WORK INSTRUCTIONS:
Duplicate the material below line for line, leaving out the pictures.

Labeled region entries:
☆ ☆ ☆
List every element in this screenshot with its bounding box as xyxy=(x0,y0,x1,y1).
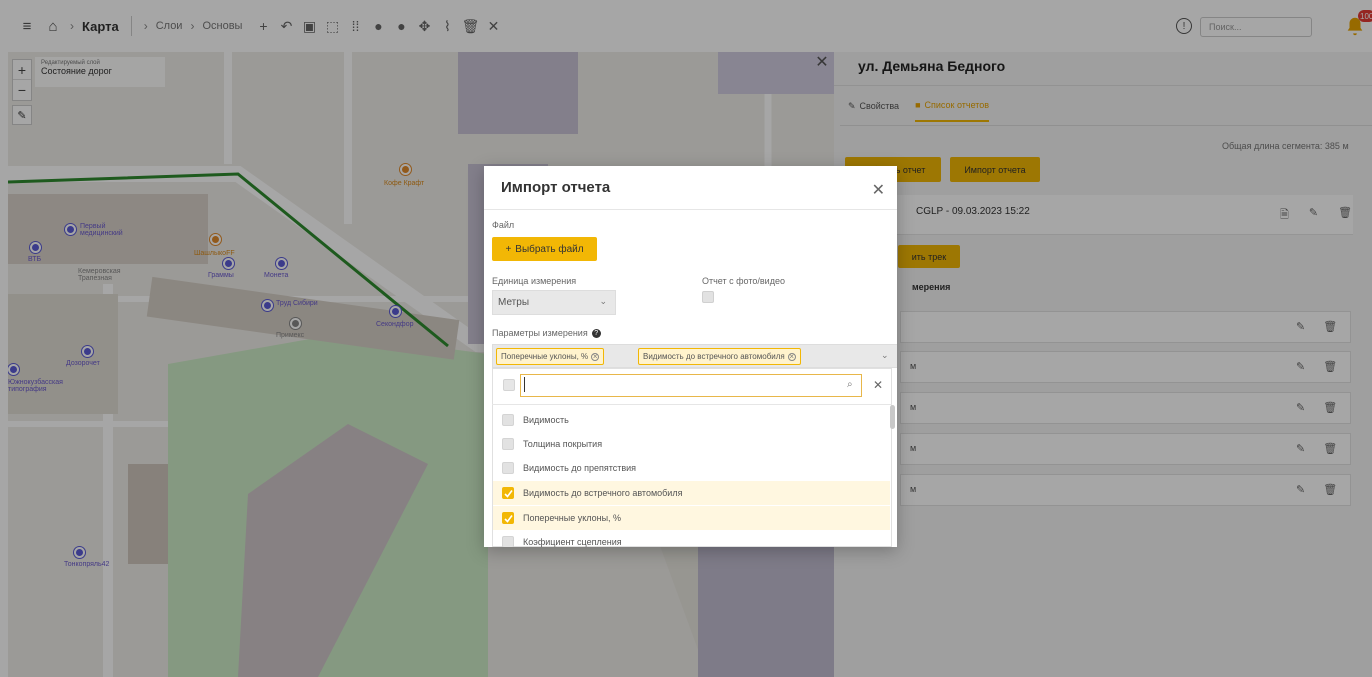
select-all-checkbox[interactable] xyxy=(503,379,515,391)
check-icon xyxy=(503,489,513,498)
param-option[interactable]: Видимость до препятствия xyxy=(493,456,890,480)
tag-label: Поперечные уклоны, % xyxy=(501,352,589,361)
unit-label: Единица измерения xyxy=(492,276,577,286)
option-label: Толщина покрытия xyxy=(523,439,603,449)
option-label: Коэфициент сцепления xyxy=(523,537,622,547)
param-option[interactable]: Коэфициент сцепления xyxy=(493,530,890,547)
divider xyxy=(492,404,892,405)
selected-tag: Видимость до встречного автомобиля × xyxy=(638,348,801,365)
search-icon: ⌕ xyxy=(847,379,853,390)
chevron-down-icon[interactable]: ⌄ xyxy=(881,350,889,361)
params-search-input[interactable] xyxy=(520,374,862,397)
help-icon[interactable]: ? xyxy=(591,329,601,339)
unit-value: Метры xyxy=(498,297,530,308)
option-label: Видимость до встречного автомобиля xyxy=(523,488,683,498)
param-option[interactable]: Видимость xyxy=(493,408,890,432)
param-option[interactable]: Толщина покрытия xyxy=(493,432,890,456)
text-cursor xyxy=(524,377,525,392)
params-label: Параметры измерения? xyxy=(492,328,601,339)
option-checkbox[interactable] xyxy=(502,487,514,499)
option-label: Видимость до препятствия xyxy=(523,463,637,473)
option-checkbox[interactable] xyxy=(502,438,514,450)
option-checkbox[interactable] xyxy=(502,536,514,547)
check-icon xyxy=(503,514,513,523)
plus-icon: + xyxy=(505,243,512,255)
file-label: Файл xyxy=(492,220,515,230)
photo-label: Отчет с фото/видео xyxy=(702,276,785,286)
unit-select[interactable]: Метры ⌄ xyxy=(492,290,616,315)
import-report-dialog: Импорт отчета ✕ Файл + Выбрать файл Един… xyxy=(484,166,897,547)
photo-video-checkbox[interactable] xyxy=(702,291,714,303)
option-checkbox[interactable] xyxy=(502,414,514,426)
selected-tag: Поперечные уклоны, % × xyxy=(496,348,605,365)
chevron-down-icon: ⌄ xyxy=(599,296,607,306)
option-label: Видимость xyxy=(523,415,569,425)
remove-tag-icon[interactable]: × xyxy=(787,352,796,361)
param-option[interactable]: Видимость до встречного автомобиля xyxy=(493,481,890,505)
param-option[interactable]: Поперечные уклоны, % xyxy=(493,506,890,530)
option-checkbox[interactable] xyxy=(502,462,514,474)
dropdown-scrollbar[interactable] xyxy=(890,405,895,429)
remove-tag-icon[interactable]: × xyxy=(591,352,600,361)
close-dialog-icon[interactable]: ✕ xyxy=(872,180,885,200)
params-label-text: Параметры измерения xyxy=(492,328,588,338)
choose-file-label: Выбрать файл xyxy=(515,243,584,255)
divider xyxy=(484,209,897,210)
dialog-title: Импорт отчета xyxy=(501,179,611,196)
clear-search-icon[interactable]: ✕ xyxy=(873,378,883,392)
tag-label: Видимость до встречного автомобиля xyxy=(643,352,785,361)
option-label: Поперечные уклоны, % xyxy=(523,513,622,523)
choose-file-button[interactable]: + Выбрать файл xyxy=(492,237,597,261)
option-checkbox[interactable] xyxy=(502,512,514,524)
☆ ☆ ☆
SOLUTION FOR THIS PROBLEM:
List every element in this screenshot with its bounding box as xyxy=(x0,y0,x1,y1).
select-all-checkbox[interactable] xyxy=(503,379,515,391)
check-icon xyxy=(503,489,513,498)
param-option[interactable]: Видимость до препятствия xyxy=(493,456,890,480)
tag-label: Поперечные уклоны, % xyxy=(501,352,589,361)
unit-label: Единица измерения xyxy=(492,276,577,286)
option-label: Толщина покрытия xyxy=(523,439,603,449)
option-label: Коэфициент сцепления xyxy=(523,537,622,547)
param-option[interactable]: Коэфициент сцепления xyxy=(493,530,890,547)
divider xyxy=(492,404,892,405)
selected-tag: Видимость до встречного автомобиля × xyxy=(638,348,801,365)
search-icon: ⌕ xyxy=(847,379,853,390)
chevron-down-icon[interactable]: ⌄ xyxy=(881,350,889,361)
params-search-input[interactable] xyxy=(520,374,862,397)
help-icon[interactable]: ? xyxy=(591,329,601,339)
unit-value: Метры xyxy=(498,297,530,308)
option-label: Видимость до встречного автомобиля xyxy=(523,488,683,498)
param-option[interactable]: Видимость xyxy=(493,408,890,432)
param-option[interactable]: Толщина покрытия xyxy=(493,432,890,456)
text-cursor xyxy=(524,377,525,392)
params-label: Параметры измерения? xyxy=(492,328,601,339)
option-checkbox[interactable] xyxy=(502,487,514,499)
option-label: Видимость до препятствия xyxy=(523,463,637,473)
option-checkbox[interactable] xyxy=(502,438,514,450)
option-checkbox[interactable] xyxy=(502,536,514,547)
check-icon xyxy=(503,514,513,523)
plus-icon: + xyxy=(505,243,512,255)
file-label: Файл xyxy=(492,220,515,230)
photo-label: Отчет с фото/видео xyxy=(702,276,785,286)
unit-select[interactable]: Метры ⌄ xyxy=(492,290,616,315)
import-report-dialog: Импорт отчета ✕ Файл + Выбрать файл Един… xyxy=(484,166,897,547)
photo-video-checkbox[interactable] xyxy=(702,291,714,303)
option-checkbox[interactable] xyxy=(502,414,514,426)
selected-tag: Поперечные уклоны, % × xyxy=(496,348,605,365)
chevron-down-icon: ⌄ xyxy=(599,296,607,306)
option-label: Видимость xyxy=(523,415,569,425)
remove-tag-icon[interactable]: × xyxy=(787,352,796,361)
param-option[interactable]: Видимость до встречного автомобиля xyxy=(493,481,890,505)
param-option[interactable]: Поперечные уклоны, % xyxy=(493,506,890,530)
option-checkbox[interactable] xyxy=(502,462,514,474)
dropdown-scrollbar[interactable] xyxy=(890,405,895,429)
remove-tag-icon[interactable]: × xyxy=(591,352,600,361)
close-dialog-icon[interactable]: ✕ xyxy=(872,180,885,200)
params-label-text: Параметры измерения xyxy=(492,328,588,338)
choose-file-label: Выбрать файл xyxy=(515,243,584,255)
divider xyxy=(484,209,897,210)
dialog-title: Импорт отчета xyxy=(501,179,611,196)
clear-search-icon[interactable]: ✕ xyxy=(873,378,883,392)
tag-label: Видимость до встречного автомобиля xyxy=(643,352,785,361)
option-label: Поперечные уклоны, % xyxy=(523,513,622,523)
choose-file-button[interactable]: + Выбрать файл xyxy=(492,237,597,261)
option-checkbox[interactable] xyxy=(502,512,514,524)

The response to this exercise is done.